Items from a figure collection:

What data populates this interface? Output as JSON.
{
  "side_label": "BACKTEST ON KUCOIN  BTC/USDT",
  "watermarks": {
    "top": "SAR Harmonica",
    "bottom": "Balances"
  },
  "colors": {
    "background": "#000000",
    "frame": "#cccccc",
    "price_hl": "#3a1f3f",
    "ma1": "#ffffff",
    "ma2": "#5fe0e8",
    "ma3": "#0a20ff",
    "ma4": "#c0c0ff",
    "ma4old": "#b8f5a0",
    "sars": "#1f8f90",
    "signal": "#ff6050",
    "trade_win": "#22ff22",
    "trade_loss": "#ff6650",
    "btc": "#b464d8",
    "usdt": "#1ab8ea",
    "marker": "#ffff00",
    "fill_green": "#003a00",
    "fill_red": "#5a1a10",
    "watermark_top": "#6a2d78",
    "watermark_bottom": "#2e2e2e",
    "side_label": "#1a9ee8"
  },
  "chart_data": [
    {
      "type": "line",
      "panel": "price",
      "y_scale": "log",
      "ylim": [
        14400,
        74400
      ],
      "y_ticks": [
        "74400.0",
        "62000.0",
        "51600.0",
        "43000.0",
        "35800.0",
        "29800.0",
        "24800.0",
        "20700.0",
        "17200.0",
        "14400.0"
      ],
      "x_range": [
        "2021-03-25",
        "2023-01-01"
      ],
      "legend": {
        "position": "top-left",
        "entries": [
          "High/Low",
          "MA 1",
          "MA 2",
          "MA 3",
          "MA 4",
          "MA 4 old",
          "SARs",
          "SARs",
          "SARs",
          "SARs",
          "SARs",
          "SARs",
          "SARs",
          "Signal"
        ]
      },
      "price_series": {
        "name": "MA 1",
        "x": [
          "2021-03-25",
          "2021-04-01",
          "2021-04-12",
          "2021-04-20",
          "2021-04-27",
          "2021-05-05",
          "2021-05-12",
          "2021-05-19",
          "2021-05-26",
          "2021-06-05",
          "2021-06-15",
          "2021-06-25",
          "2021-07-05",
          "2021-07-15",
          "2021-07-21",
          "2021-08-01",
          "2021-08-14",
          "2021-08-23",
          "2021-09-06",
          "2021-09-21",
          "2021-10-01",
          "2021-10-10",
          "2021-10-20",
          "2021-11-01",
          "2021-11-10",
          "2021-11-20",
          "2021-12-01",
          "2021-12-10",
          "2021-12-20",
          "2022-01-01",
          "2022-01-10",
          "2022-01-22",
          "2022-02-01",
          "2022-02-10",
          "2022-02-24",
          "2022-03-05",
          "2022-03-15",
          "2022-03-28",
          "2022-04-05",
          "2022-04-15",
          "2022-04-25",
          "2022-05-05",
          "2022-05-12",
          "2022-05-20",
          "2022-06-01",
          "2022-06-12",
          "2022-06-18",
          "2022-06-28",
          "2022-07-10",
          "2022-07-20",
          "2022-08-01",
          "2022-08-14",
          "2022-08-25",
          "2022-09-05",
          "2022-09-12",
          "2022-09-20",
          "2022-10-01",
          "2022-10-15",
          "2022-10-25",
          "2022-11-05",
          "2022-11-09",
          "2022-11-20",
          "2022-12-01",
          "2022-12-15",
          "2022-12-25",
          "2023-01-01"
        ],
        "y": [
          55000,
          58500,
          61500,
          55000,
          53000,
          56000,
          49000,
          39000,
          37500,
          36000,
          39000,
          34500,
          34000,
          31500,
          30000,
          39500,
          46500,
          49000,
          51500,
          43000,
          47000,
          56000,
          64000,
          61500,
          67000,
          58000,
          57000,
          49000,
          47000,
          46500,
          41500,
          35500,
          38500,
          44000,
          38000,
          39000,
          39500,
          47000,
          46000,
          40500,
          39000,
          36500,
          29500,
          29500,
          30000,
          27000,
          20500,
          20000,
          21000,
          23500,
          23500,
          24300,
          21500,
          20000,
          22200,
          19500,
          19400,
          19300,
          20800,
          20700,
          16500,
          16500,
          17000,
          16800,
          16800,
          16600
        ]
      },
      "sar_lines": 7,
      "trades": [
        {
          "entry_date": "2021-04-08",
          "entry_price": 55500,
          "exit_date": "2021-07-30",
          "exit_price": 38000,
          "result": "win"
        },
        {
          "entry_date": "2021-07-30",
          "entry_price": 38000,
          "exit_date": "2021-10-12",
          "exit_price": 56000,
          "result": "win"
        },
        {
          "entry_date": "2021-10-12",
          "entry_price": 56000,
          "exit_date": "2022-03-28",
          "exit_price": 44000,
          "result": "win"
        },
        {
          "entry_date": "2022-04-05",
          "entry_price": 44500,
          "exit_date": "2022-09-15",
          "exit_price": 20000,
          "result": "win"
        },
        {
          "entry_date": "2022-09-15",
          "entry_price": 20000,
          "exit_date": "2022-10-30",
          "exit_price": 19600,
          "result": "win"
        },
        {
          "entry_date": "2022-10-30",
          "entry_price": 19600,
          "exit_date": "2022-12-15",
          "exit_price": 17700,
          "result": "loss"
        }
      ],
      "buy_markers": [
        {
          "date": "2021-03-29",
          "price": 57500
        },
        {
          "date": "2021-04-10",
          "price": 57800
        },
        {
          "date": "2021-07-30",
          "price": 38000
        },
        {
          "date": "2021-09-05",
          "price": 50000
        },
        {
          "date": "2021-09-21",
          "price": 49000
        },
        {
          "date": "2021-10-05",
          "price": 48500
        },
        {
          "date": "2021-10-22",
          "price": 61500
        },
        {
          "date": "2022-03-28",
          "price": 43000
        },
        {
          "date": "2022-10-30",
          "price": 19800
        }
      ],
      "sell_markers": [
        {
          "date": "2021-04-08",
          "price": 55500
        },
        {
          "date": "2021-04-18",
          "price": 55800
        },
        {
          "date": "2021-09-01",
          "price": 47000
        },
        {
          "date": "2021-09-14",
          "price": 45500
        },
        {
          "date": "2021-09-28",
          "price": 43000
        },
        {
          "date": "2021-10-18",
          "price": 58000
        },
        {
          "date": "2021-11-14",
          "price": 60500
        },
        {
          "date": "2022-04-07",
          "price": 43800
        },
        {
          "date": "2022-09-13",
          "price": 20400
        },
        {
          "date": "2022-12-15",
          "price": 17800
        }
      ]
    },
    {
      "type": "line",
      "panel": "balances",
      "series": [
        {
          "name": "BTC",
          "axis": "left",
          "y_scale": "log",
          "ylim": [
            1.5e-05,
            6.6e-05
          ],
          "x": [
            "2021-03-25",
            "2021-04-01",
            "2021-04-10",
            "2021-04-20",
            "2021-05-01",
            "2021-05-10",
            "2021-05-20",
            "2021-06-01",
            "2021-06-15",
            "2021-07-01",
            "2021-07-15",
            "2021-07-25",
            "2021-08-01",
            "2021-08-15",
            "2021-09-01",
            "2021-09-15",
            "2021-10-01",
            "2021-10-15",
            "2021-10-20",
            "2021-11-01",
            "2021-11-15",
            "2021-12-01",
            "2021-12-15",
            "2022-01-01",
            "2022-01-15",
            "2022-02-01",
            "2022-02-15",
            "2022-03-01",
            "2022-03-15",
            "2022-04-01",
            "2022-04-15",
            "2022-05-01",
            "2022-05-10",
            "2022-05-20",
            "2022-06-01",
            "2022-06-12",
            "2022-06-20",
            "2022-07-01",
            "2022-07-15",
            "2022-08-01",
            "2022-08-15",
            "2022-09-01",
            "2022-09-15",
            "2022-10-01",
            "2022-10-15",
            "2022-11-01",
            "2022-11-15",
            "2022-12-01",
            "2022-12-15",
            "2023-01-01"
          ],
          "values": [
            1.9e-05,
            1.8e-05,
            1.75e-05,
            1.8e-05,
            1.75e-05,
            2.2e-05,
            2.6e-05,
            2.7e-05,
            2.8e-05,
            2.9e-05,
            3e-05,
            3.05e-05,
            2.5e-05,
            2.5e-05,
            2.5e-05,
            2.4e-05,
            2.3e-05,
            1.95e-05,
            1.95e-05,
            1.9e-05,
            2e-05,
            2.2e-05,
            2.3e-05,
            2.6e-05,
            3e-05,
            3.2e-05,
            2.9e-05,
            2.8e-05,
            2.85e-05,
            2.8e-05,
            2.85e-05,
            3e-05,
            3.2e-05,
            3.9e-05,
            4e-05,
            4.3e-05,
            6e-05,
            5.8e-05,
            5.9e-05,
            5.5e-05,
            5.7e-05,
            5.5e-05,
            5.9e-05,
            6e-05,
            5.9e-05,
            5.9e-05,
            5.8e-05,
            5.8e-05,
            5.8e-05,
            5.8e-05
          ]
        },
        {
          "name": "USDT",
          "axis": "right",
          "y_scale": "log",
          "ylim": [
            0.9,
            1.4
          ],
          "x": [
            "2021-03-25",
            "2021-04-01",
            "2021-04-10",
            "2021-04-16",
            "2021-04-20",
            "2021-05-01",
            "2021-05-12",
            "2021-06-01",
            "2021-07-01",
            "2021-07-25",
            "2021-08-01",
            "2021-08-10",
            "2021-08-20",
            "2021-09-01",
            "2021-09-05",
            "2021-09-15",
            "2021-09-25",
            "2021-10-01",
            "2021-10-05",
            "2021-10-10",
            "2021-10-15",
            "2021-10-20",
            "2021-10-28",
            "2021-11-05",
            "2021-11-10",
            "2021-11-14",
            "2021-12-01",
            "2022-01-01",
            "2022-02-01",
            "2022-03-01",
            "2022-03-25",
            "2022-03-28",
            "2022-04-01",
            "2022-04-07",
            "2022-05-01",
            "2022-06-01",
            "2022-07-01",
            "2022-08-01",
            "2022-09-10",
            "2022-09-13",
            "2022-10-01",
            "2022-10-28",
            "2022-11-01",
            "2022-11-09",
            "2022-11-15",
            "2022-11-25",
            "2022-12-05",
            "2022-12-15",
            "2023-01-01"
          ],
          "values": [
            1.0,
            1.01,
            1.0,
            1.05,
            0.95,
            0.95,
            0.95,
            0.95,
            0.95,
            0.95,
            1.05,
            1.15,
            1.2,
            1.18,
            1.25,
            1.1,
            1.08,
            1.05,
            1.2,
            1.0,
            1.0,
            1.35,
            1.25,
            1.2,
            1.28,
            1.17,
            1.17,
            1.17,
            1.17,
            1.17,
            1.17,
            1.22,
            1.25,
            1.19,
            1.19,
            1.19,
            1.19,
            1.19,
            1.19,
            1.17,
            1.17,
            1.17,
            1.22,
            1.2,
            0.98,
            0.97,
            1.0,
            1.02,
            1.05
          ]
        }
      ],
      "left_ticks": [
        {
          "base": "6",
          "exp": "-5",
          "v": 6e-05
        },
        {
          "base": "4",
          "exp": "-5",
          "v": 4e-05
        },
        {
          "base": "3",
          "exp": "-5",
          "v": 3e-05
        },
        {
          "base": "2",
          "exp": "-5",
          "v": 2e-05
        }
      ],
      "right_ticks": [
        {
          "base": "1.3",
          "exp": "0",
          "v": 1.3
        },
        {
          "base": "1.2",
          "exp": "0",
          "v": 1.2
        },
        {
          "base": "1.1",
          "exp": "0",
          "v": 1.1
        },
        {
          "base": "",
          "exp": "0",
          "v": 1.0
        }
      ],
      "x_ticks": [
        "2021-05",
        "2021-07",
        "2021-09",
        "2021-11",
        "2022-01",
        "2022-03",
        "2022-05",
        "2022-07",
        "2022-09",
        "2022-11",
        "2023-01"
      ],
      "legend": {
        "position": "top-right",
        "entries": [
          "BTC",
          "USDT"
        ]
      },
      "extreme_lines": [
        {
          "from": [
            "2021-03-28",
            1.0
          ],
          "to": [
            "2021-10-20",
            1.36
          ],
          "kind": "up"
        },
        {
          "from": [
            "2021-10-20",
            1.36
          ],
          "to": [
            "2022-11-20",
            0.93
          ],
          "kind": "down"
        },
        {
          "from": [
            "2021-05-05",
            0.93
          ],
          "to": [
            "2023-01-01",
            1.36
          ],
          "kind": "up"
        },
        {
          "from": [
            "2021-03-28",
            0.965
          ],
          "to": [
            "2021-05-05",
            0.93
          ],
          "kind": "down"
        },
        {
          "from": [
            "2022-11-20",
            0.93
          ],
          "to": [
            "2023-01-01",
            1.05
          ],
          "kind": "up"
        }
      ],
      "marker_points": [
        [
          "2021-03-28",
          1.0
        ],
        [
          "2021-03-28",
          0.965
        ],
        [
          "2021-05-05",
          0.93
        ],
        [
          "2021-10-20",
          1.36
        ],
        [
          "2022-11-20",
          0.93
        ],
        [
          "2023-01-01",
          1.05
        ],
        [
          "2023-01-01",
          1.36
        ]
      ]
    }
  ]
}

Work required: Each line that has the word "position" should be copied.

The result:
        "position": "top-left",
        "position": "top-right",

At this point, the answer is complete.